=== TASKS TO CARRY OUT ===
(A) In the passage on American labor history, where was the International Labor Organization headquartered?
(B) Continue the passage on American labor history from its last sentence.

=== PAGE ===
# # # # #
A symbolic recognition of labor's new status was President Wilson's
visit to Buffalo in 1917 to address the annual AFL convention-the first
time a President had made such an appearance. In succeeding
Administrations most Presidents, Republican and Democratic alike, spoke
to the labor conventions.
One effort in which Gompers worked hard and successfully was for the
creation of the International Labor Organization, an inter-governmental
body headquartered in Geneva, with government, labor and employer
delegates and advisers, to discuss intentional problems directly
affecting workers and to seek the elevation of work standards and the
rights of workers in every country. The ILO was established under
the Treaty of Versailles that followed World War 1. Although the U.S.
Senate finally refused to ratify the treaty, the American labor movement
played an important role in ILO affairs beginning in 1934, and more
intensely after World War II when the ILO became a specialized
international agency of the United Nations.
During the years following World War 1, however, the labor movement
suffered setbacks and difficulties.
While AFL membership had reached almost four million by 1919, the
postwar reaction from employers and their allies was swift and
predictable. Elbert Gary, head of U.S. Steel (the company bestowed
his name on the Indiana city), refused to meet with striking
workers. The AFL endorsed and supported a strike of steel workers
committed to such objectives as the end of the 12-hour day, the
dismantlement of company-dominated "unions," collective
bargaining and wage increases. Using massive propaganda which sought to
depict the strike as "unpatriotic," plus such time-tested
favorites as
strikebreakers, spies, armed guards and cooperative police departments,
"Big Steel" finally wore down the strikers, and they were
forced to return to work early in 1920 under the old conditions.
Both the steel strike and an early post-war meat packing strike found
employers-not for the first time nor the last-importing blacks from
southern rural areas and Mexican peasants in order to serve as
strikebreakers, usually without advance knowledge of that fact until
they had to face the ordeal of being escorted through hostile picket
lines. These random events, however, did not prevent the labor movement
from playing a role of support for future civil rights activities and
legislation.
# # # # #
=== STORED RECORDS ===

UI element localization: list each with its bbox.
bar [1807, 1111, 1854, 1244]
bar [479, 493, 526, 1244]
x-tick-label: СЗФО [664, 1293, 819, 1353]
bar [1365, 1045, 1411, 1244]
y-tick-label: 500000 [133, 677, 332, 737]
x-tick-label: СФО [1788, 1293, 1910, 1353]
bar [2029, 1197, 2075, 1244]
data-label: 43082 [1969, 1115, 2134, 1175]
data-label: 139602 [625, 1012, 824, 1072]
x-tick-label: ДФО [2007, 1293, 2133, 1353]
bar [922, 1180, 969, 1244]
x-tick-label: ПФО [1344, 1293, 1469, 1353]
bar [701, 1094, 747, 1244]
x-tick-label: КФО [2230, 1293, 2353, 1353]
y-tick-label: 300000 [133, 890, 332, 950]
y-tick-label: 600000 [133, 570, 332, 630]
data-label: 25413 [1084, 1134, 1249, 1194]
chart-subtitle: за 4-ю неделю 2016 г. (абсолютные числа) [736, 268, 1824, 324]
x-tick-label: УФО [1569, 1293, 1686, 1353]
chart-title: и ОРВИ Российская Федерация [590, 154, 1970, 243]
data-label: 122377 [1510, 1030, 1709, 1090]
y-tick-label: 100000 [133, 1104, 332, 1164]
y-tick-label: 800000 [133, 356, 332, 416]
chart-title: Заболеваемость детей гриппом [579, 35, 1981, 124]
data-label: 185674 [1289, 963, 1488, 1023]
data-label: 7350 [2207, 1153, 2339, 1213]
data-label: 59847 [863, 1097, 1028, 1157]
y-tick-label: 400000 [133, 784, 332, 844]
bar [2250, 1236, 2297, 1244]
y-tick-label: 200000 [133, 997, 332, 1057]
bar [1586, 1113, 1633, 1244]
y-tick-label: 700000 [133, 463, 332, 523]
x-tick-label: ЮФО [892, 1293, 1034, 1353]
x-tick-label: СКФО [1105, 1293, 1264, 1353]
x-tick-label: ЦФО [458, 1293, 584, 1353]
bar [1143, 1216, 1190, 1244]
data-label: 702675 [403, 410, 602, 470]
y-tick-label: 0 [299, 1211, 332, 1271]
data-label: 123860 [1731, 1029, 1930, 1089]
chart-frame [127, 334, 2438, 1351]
# # # # #
=== SET OF ANSWERS ===
(A) Geneva

(B)
The "Roaring Twenties," nostalgically depicted in some movies
and musical comedies as an era of unbounded prosperity and
champagne-induced gaiety, fell a good deal short of those marks for most
American working people. Throughout the decade, unemployment rose,
quietly, almost anonymously. It was a time of considerable hardship for
many of the unemployed, long before the days of unemployment insurance
or supplementary benefits.
The postwar depression brought wages down sharply and caused major
erosion of union membership-a loss of about a million members in the
years from 1920 to 1923. The difficulties were multiplied by the
decision of the National Association of Manufacturers and other
anti-union "open shop" groups to wipe out or seriously
diminish the status of American can unions. The fear of
"Bolsheviks," often hysterical, that was nurtured by the
Russian communist revolution was used gleefully by the anti-union
forces. As early as 1913, President John Kirby of the NAM had decided
the trade union movement was "an un-American, illegal and infamous
conspiracy." As the Senate Civil Liberties Committee, headed by
Sen. Robert LaFollette Jr., reported years later, such demands as
"union recognition, shorter hours, higher wages, regulation of
child labor and the hours and wages of women and children in
industry" came to be seen-under the influence of the NAM-sponsored
'American Plan' -as aspects of the alleged communist revolution from
which the anti-labor employers wanted to save the nation.
Strikebreaking, blacklisting and vigilanteeism became, for a time,
acceptable aspects of
this new and spurious brand of patriotism.
The "yellow dog contract," which workers had to sign in order
to get a job, bound them never to join a union; at the same time, the
corporations promoted employee representation plans or company
unions-pale and generally useless imitations of the real thing.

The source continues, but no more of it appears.